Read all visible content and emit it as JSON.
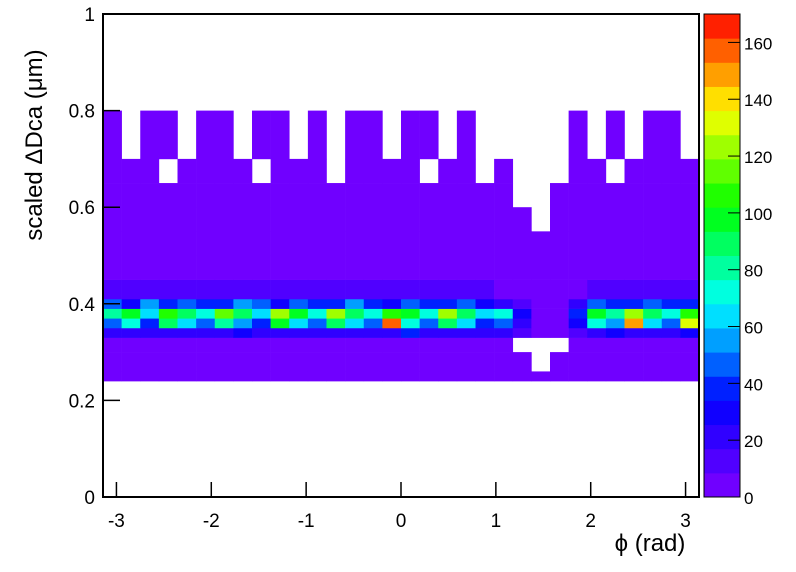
{
  "chart_data": {
    "type": "heatmap",
    "xlabel": "ϕ (rad)",
    "ylabel": "scaled ΔDca (μm)",
    "xlim": [
      -3.1416,
      3.1416
    ],
    "xticks": [
      -3,
      -2,
      -1,
      0,
      1,
      2,
      3
    ],
    "ylim": [
      0,
      1
    ],
    "yticks": [
      0,
      0.2,
      0.4,
      0.6,
      0.8,
      1
    ],
    "zlim": [
      0,
      170
    ],
    "zticks": [
      0,
      20,
      40,
      60,
      80,
      100,
      120,
      140,
      160
    ],
    "color_stops": [
      "#8000ff",
      "#0000ff",
      "#00ffff",
      "#00ff00",
      "#ffff00",
      "#ff0000"
    ],
    "x_bins": [
      -3.1416,
      -2.9452,
      -2.7489,
      -2.5525,
      -2.3562,
      -2.1598,
      -1.9635,
      -1.7671,
      -1.5708,
      -1.3744,
      -1.1781,
      -0.9817,
      -0.7854,
      -0.589,
      -0.3927,
      -0.1963,
      0,
      0.1963,
      0.3927,
      0.589,
      0.7854,
      0.9817,
      1.1781,
      1.3744,
      1.5708,
      1.7671,
      1.9635,
      2.1598,
      2.3562,
      2.5525,
      2.7489,
      2.9452,
      3.1416
    ],
    "y_bins": [
      0.24,
      0.26,
      0.3,
      0.33,
      0.35,
      0.37,
      0.39,
      0.41,
      0.45,
      0.5,
      0.55,
      0.6,
      0.65,
      0.7,
      0.8
    ],
    "z": [
      [
        5,
        5,
        5,
        5,
        5,
        5,
        5,
        5,
        5,
        5,
        5,
        5,
        5,
        5,
        5,
        5,
        5,
        5,
        5,
        5,
        5,
        5,
        5,
        2,
        3,
        5,
        5,
        5,
        5,
        5,
        5,
        5
      ],
      [
        2,
        1,
        2,
        2,
        1,
        2,
        2,
        1,
        2,
        2,
        1,
        2,
        2,
        1,
        2,
        2,
        1,
        2,
        2,
        1,
        2,
        1,
        1,
        0,
        1,
        2,
        1,
        2,
        2,
        1,
        2,
        2
      ],
      [
        2,
        2,
        1,
        2,
        2,
        1,
        2,
        2,
        1,
        2,
        2,
        1,
        2,
        2,
        1,
        2,
        2,
        1,
        2,
        2,
        1,
        1,
        0,
        0,
        0,
        1,
        2,
        2,
        1,
        2,
        2,
        2
      ],
      [
        18,
        22,
        20,
        25,
        18,
        22,
        20,
        30,
        18,
        22,
        25,
        20,
        18,
        24,
        20,
        22,
        35,
        18,
        22,
        20,
        25,
        18,
        10,
        3,
        2,
        15,
        22,
        30,
        20,
        25,
        22,
        28
      ],
      [
        50,
        70,
        40,
        90,
        60,
        45,
        80,
        55,
        40,
        95,
        65,
        50,
        85,
        60,
        45,
        160,
        70,
        50,
        90,
        60,
        40,
        50,
        20,
        4,
        3,
        30,
        70,
        55,
        150,
        60,
        45,
        130
      ],
      [
        80,
        100,
        60,
        110,
        85,
        70,
        115,
        90,
        65,
        120,
        95,
        75,
        120,
        90,
        70,
        110,
        95,
        75,
        125,
        90,
        60,
        70,
        30,
        5,
        4,
        40,
        95,
        80,
        120,
        90,
        75,
        110
      ],
      [
        45,
        30,
        55,
        35,
        50,
        40,
        35,
        55,
        45,
        30,
        50,
        40,
        35,
        55,
        40,
        30,
        50,
        40,
        35,
        45,
        30,
        25,
        12,
        4,
        3,
        20,
        45,
        35,
        40,
        50,
        35,
        40
      ],
      [
        12,
        10,
        12,
        11,
        12,
        10,
        12,
        11,
        12,
        10,
        12,
        11,
        12,
        10,
        12,
        11,
        12,
        10,
        12,
        11,
        10,
        8,
        5,
        3,
        3,
        6,
        10,
        12,
        11,
        12,
        10,
        12
      ],
      [
        7,
        6,
        7,
        6,
        7,
        6,
        7,
        6,
        7,
        6,
        7,
        6,
        7,
        6,
        7,
        6,
        7,
        6,
        7,
        6,
        6,
        5,
        3,
        2,
        2,
        4,
        6,
        7,
        6,
        7,
        6,
        7
      ],
      [
        5,
        5,
        4,
        5,
        5,
        4,
        5,
        5,
        4,
        5,
        5,
        4,
        5,
        5,
        4,
        5,
        5,
        4,
        5,
        4,
        4,
        3,
        2,
        1,
        1,
        2,
        4,
        5,
        4,
        5,
        5,
        4
      ],
      [
        3,
        2,
        3,
        2,
        3,
        3,
        2,
        3,
        3,
        2,
        3,
        3,
        2,
        3,
        3,
        2,
        3,
        2,
        3,
        2,
        2,
        1,
        1,
        0,
        1,
        1,
        2,
        3,
        2,
        3,
        2,
        3
      ],
      [
        2,
        1,
        1,
        2,
        1,
        1,
        2,
        1,
        1,
        2,
        1,
        1,
        2,
        1,
        1,
        2,
        1,
        1,
        2,
        1,
        1,
        1,
        0,
        0,
        1,
        1,
        1,
        2,
        1,
        1,
        2,
        1
      ],
      [
        1,
        1,
        1,
        0,
        1,
        1,
        1,
        1,
        0,
        1,
        1,
        1,
        0,
        1,
        1,
        1,
        1,
        0,
        1,
        1,
        0,
        1,
        0,
        0,
        0,
        1,
        1,
        0,
        1,
        1,
        1,
        1
      ],
      [
        1,
        0,
        1,
        1,
        0,
        1,
        1,
        0,
        1,
        1,
        0,
        1,
        0,
        1,
        1,
        0,
        1,
        1,
        0,
        1,
        0,
        0,
        0,
        0,
        0,
        1,
        0,
        1,
        0,
        1,
        1,
        0
      ]
    ]
  }
}
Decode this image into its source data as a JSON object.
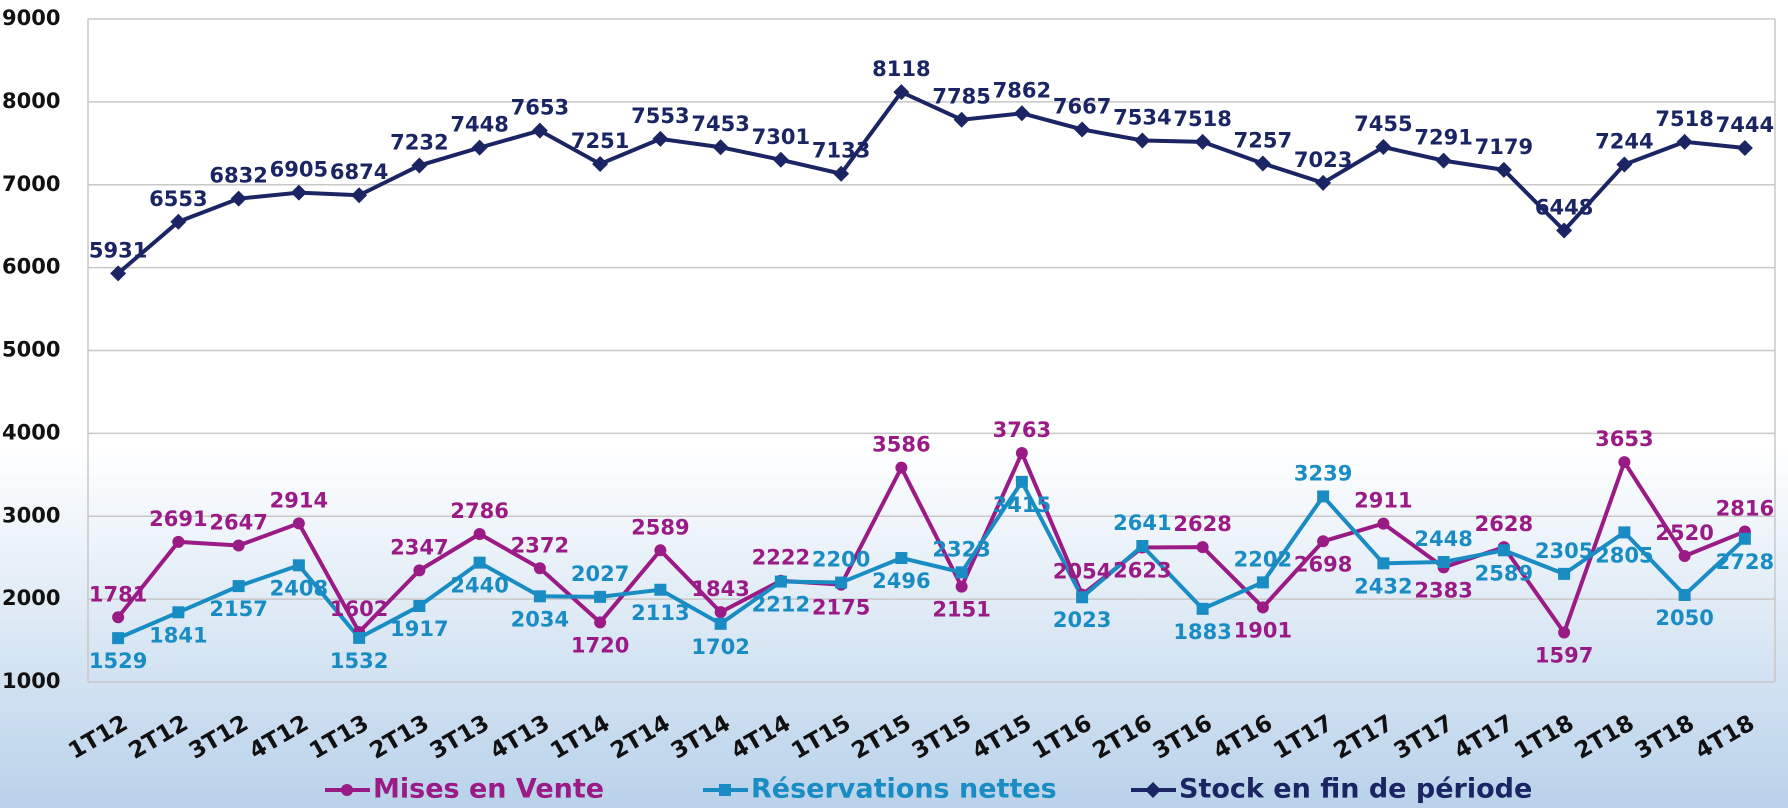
{
  "chart_data": {
    "type": "line",
    "categories": [
      "1T12",
      "2T12",
      "3T12",
      "4T12",
      "1T13",
      "2T13",
      "3T13",
      "4T13",
      "1T14",
      "2T14",
      "3T14",
      "4T14",
      "1T15",
      "2T15",
      "3T15",
      "4T15",
      "1T16",
      "2T16",
      "3T16",
      "4T16",
      "1T17",
      "2T17",
      "3T17",
      "4T17",
      "1T18",
      "2T18",
      "3T18",
      "4T18"
    ],
    "series": [
      {
        "name": "Mises en Vente",
        "color": "#9b1b86",
        "marker": "circle",
        "values": [
          1781,
          2691,
          2647,
          2914,
          1602,
          2347,
          2786,
          2372,
          1720,
          2589,
          1843,
          2222,
          2175,
          3586,
          2151,
          3763,
          2054,
          2623,
          2628,
          1901,
          2698,
          2911,
          2383,
          2628,
          1597,
          3653,
          2520,
          2816
        ]
      },
      {
        "name": "Réservations nettes",
        "color": "#1a8cc4",
        "marker": "square",
        "values": [
          1529,
          1841,
          2157,
          2408,
          1532,
          1917,
          2440,
          2034,
          2027,
          2113,
          1702,
          2212,
          2200,
          2496,
          2323,
          3415,
          2023,
          2641,
          1883,
          2202,
          3239,
          2432,
          2448,
          2589,
          2305,
          2805,
          2050,
          2728
        ]
      },
      {
        "name": "Stock en fin de période",
        "color": "#1b2563",
        "marker": "diamond",
        "values": [
          5931,
          6553,
          6832,
          6905,
          6874,
          7232,
          7448,
          7653,
          7251,
          7553,
          7453,
          7301,
          7133,
          8118,
          7785,
          7862,
          7667,
          7534,
          7518,
          7257,
          7023,
          7455,
          7291,
          7179,
          6448,
          7244,
          7518,
          7444
        ]
      }
    ],
    "ylim": [
      1000,
      9000
    ],
    "yticks": [
      1000,
      2000,
      3000,
      4000,
      5000,
      6000,
      7000,
      8000,
      9000
    ],
    "grid": true
  }
}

◆ ◆ ◆

TASK DIRECTIONS - All lines above with "marker" in them should be returned.

OUTPUT OF THE EXERCISE -
        "marker": "circle",
        "marker": "square",
        "marker": "diamond",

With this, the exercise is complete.